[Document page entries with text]
- - - - - - -

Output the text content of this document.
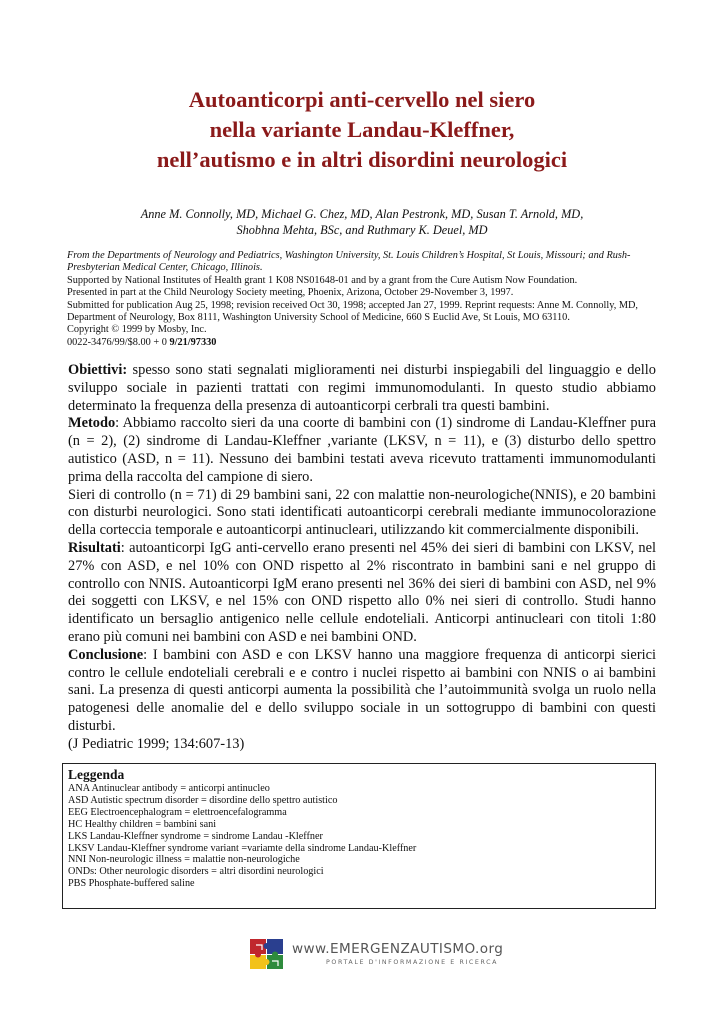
Autoanticorpi anti-cervello nel siero
nella variante Landau-Kleffner,
nell’autismo e in altri disordini neurologici
Anne M. Connolly, MD, Michael G. Chez, MD, Alan Pestronk, MD, Susan T. Arnold, MD,
Shobhna Mehta, BSc, and Ruthmary K. Deuel, MD
From the Departments of Neurology and Pediatrics, Washington University, St. Louis Children’s Hospital, St Louis, Missouri; and Rush-Presbyterian Medical Center, Chicago, Illinois.
Supported by National Institutes of Health grant 1 K08 NS01648-01 and by a grant from the Cure Autism Now Foundation.
Presented in part at the Child Neurology Society meeting, Phoenix, Arizona, October 29-November 3, 1997.
Submitted for publication Aug 25, 1998; revision received Oct 30, 1998; accepted Jan 27, 1999. Reprint requests: Anne M. Connolly, MD, Department of Neurology, Box 8111, Washington University School of Medicine, 660 S Euclid Ave, St Louis, MO 63110.
Copyright © 1999 by Mosby, Inc.
0022-3476/99/$8.00 + 0 9/21/97330

Obiettivi: spesso sono stati segnalati miglioramenti nei disturbi inspiegabili del linguaggio e dello sviluppo sociale in pazienti trattati con regimi immunomodulanti. In questo studio abbiamo determinato la frequenza della presenza di autoanticorpi cerbrali tra questi bambini.

Metodo: Abbiamo raccolto sieri da una coorte di bambini con (1) sindrome di Landau-Kleffner pura (n = 2), (2) sindrome di Landau-Kleffner ,variante (LKSV, n = 11), e (3) disturbo dello spettro autistico (ASD, n = 11). Nessuno dei bambini testati aveva ricevuto trattamenti immunomodulanti prima della raccolta del campione di siero.

Sieri di controllo (n = 71) di 29 bambini sani, 22 con malattie non-neurologiche(NNIS), e 20 bambini con disturbi neurologici. Sono stati identificati autoanticorpi cerebrali mediante immunocolorazione della corteccia temporale e autoanticorpi antinucleari, utilizzando kit commercialmente disponibili.

Risultati: autoanticorpi IgG anti-cervello erano presenti nel 45% dei sieri di bambini con LKSV, nel 27% con ASD, e nel 10% con OND rispetto al 2% riscontrato in bambini sani e nel gruppo di controllo con NNIS. Autoanticorpi IgM erano presenti nel 36% dei sieri di bambini con ASD, nel 9% dei soggetti con LKSV, e nel 15% con OND rispetto allo 0% nei sieri di controllo. Studi hanno identificato un bersaglio antigenico nelle cellule endoteliali. Anticorpi antinucleari con titoli 1:80 erano più comuni nei bambini con ASD e nei bambini OND.

Conclusione: I bambini con ASD e con LKSV hanno una maggiore frequenza di anticorpi sierici contro le cellule endoteliali cerebrali e e contro i nuclei rispetto ai bambini con NNIS o ai bambini sani. La presenza di questi anticorpi aumenta la possibilità che l’autoimmunità svolga un ruolo nella patogenesi delle anomalie del e dello sviluppo sociale in un sottogruppo di bambini con questi disturbi.

(J Pediatric 1999; 134:607-13)

Leggenda
ANA Antinuclear antibody = anticorpi antinucleo
ASD Autistic spectrum disorder = disordine dello spettro autistico
EEG Electroencephalogram = elettroencefalogramma
HC Healthy children = bambini sani
LKS Landau-Kleffner syndrome = sindrome Landau -Kleffner
LKSV Landau-Kleffner syndrome variant =variamte della sindrome Landau-Kleffner
NNI Non-neurologic illness = malattie non-neurologiche
ONDs: Other neurologic disorders = altri disordini neurologici
PBS Phosphate-buffered saline
www.EMERGENZAUTISMO.org
PORTALE D'INFORMAZIONE E RICERCA
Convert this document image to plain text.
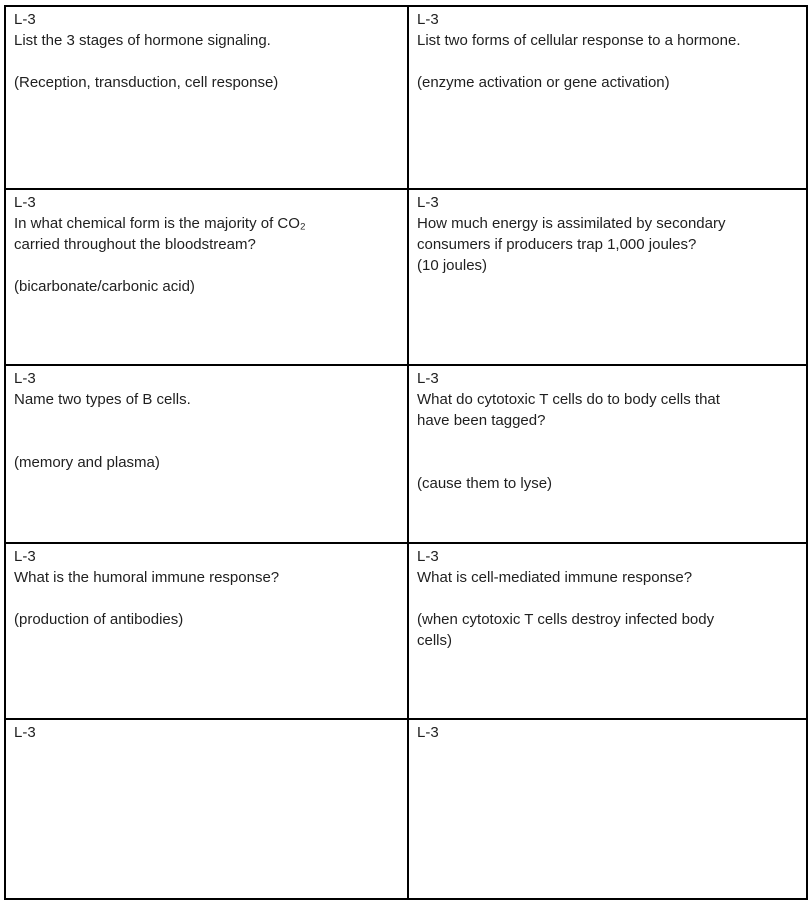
L-3
List the 3 stages of hormone signaling.
(Reception, transduction, cell response)

L-3
List two forms of cellular response to a hormone.
(enzyme activation or gene activation)

L-3
In what chemical form is the majority of CO₂
carried throughout the bloodstream?
(bicarbonate/carbonic acid)

L-3
How much energy is assimilated by secondary
consumers if producers trap 1,000 joules?
(10 joules)

L-3
Name two types of B cells.
(memory and plasma)

L-3
What do cytotoxic T cells do to body cells that
have been tagged?
(cause them to lyse)

L-3
What is the humoral immune response?
(production of antibodies)

L-3
What is cell-mediated immune response?
(when cytotoxic T cells destroy infected body
cells)

L-3	L-3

- - - - - - -

EXERCISE:
Pull every line containing "Connolly" out of the entries.

EXERCISE RESULT:
Anne M. Connolly, MD, Michael G. Chez, MD, Alan Pestronk, MD, Susan T. Arnold, MD,
Submitted for publication Aug 25, 1998; revision received Oct 30, 1998; accepted Jan 27, 1999. Reprint requests: Anne M. Connolly, MD, Department of Neurology, Box 8111, Washington University School of Medicine, 660 S Euclid Ave, St Louis, MO 63110.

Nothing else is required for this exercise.